*Problem details:* Quote every line below exactly and skip any picture.

*Records supplied:*
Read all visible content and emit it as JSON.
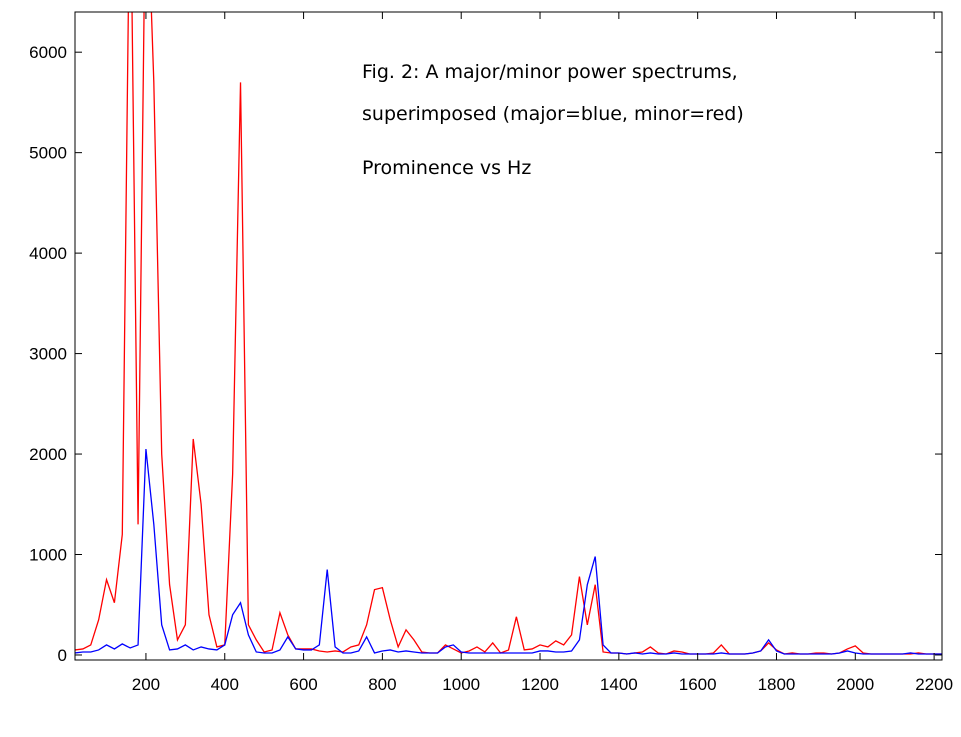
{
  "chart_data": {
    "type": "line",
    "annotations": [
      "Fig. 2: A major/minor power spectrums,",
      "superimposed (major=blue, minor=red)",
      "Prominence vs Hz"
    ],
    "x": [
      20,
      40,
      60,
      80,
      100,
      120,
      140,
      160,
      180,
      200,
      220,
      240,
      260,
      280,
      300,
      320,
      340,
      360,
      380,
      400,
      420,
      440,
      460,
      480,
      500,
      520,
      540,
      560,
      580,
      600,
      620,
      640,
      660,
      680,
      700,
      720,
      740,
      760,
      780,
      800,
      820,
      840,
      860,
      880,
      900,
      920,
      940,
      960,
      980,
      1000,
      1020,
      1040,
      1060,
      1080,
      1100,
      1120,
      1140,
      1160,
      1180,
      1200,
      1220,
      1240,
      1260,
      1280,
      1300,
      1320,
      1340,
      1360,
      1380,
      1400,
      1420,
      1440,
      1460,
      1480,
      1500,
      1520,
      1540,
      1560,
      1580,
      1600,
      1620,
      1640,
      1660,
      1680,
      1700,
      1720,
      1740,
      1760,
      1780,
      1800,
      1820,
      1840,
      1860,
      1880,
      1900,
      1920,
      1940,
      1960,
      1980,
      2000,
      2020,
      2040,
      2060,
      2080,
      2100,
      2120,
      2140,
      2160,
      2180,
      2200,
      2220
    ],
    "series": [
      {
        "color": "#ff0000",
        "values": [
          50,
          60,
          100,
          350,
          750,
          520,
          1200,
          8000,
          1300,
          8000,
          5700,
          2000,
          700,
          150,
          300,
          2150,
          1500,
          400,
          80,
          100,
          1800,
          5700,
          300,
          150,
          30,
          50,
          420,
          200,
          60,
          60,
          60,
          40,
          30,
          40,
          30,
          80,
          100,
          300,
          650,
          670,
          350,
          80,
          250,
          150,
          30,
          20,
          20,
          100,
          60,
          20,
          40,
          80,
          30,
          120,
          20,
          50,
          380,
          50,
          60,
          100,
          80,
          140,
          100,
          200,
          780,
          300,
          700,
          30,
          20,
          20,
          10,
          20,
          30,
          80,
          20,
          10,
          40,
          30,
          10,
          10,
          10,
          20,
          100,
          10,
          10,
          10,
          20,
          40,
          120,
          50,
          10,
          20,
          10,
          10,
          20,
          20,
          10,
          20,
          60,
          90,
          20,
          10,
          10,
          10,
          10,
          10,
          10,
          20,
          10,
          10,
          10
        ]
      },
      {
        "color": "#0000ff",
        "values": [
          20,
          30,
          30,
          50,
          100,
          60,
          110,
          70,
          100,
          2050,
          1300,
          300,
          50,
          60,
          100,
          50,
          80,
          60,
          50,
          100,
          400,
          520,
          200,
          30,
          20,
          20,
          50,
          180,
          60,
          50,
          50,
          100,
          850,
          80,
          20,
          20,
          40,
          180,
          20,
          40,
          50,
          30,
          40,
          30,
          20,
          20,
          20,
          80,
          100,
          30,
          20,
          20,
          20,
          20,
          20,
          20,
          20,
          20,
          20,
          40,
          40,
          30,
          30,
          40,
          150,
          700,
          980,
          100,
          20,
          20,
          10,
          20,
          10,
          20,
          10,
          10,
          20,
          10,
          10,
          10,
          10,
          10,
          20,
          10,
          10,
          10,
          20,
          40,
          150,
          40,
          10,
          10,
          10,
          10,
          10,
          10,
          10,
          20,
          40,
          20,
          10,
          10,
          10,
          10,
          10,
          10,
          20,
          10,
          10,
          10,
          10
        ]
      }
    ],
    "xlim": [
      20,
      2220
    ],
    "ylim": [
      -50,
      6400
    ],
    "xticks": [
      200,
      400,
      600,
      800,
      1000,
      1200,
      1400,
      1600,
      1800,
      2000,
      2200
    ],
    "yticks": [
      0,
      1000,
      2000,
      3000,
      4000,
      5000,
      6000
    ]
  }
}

*Answer to the problem:*
Read all visible content and emit it as JSON.
{
  "chart_data": {
    "type": "line",
    "annotations": [
      "Fig. 2: A major/minor power spectrums,",
      "superimposed (major=blue, minor=red)",
      "Prominence vs Hz"
    ],
    "x": [
      20,
      40,
      60,
      80,
      100,
      120,
      140,
      160,
      180,
      200,
      220,
      240,
      260,
      280,
      300,
      320,
      340,
      360,
      380,
      400,
      420,
      440,
      460,
      480,
      500,
      520,
      540,
      560,
      580,
      600,
      620,
      640,
      660,
      680,
      700,
      720,
      740,
      760,
      780,
      800,
      820,
      840,
      860,
      880,
      900,
      920,
      940,
      960,
      980,
      1000,
      1020,
      1040,
      1060,
      1080,
      1100,
      1120,
      1140,
      1160,
      1180,
      1200,
      1220,
      1240,
      1260,
      1280,
      1300,
      1320,
      1340,
      1360,
      1380,
      1400,
      1420,
      1440,
      1460,
      1480,
      1500,
      1520,
      1540,
      1560,
      1580,
      1600,
      1620,
      1640,
      1660,
      1680,
      1700,
      1720,
      1740,
      1760,
      1780,
      1800,
      1820,
      1840,
      1860,
      1880,
      1900,
      1920,
      1940,
      1960,
      1980,
      2000,
      2020,
      2040,
      2060,
      2080,
      2100,
      2120,
      2140,
      2160,
      2180,
      2200,
      2220
    ],
    "series": [
      {
        "color": "#ff0000",
        "values": [
          50,
          60,
          100,
          350,
          750,
          520,
          1200,
          8000,
          1300,
          8000,
          5700,
          2000,
          700,
          150,
          300,
          2150,
          1500,
          400,
          80,
          100,
          1800,
          5700,
          300,
          150,
          30,
          50,
          420,
          200,
          60,
          60,
          60,
          40,
          30,
          40,
          30,
          80,
          100,
          300,
          650,
          670,
          350,
          80,
          250,
          150,
          30,
          20,
          20,
          100,
          60,
          20,
          40,
          80,
          30,
          120,
          20,
          50,
          380,
          50,
          60,
          100,
          80,
          140,
          100,
          200,
          780,
          300,
          700,
          30,
          20,
          20,
          10,
          20,
          30,
          80,
          20,
          10,
          40,
          30,
          10,
          10,
          10,
          20,
          100,
          10,
          10,
          10,
          20,
          40,
          120,
          50,
          10,
          20,
          10,
          10,
          20,
          20,
          10,
          20,
          60,
          90,
          20,
          10,
          10,
          10,
          10,
          10,
          10,
          20,
          10,
          10,
          10
        ]
      },
      {
        "color": "#0000ff",
        "values": [
          20,
          30,
          30,
          50,
          100,
          60,
          110,
          70,
          100,
          2050,
          1300,
          300,
          50,
          60,
          100,
          50,
          80,
          60,
          50,
          100,
          400,
          520,
          200,
          30,
          20,
          20,
          50,
          180,
          60,
          50,
          50,
          100,
          850,
          80,
          20,
          20,
          40,
          180,
          20,
          40,
          50,
          30,
          40,
          30,
          20,
          20,
          20,
          80,
          100,
          30,
          20,
          20,
          20,
          20,
          20,
          20,
          20,
          20,
          20,
          40,
          40,
          30,
          30,
          40,
          150,
          700,
          980,
          100,
          20,
          20,
          10,
          20,
          10,
          20,
          10,
          10,
          20,
          10,
          10,
          10,
          10,
          10,
          20,
          10,
          10,
          10,
          20,
          40,
          150,
          40,
          10,
          10,
          10,
          10,
          10,
          10,
          10,
          20,
          40,
          20,
          10,
          10,
          10,
          10,
          10,
          10,
          20,
          10,
          10,
          10,
          10
        ]
      }
    ],
    "xlim": [
      20,
      2220
    ],
    "ylim": [
      -50,
      6400
    ],
    "xticks": [
      200,
      400,
      600,
      800,
      1000,
      1200,
      1400,
      1600,
      1800,
      2000,
      2200
    ],
    "yticks": [
      0,
      1000,
      2000,
      3000,
      4000,
      5000,
      6000
    ]
  }
}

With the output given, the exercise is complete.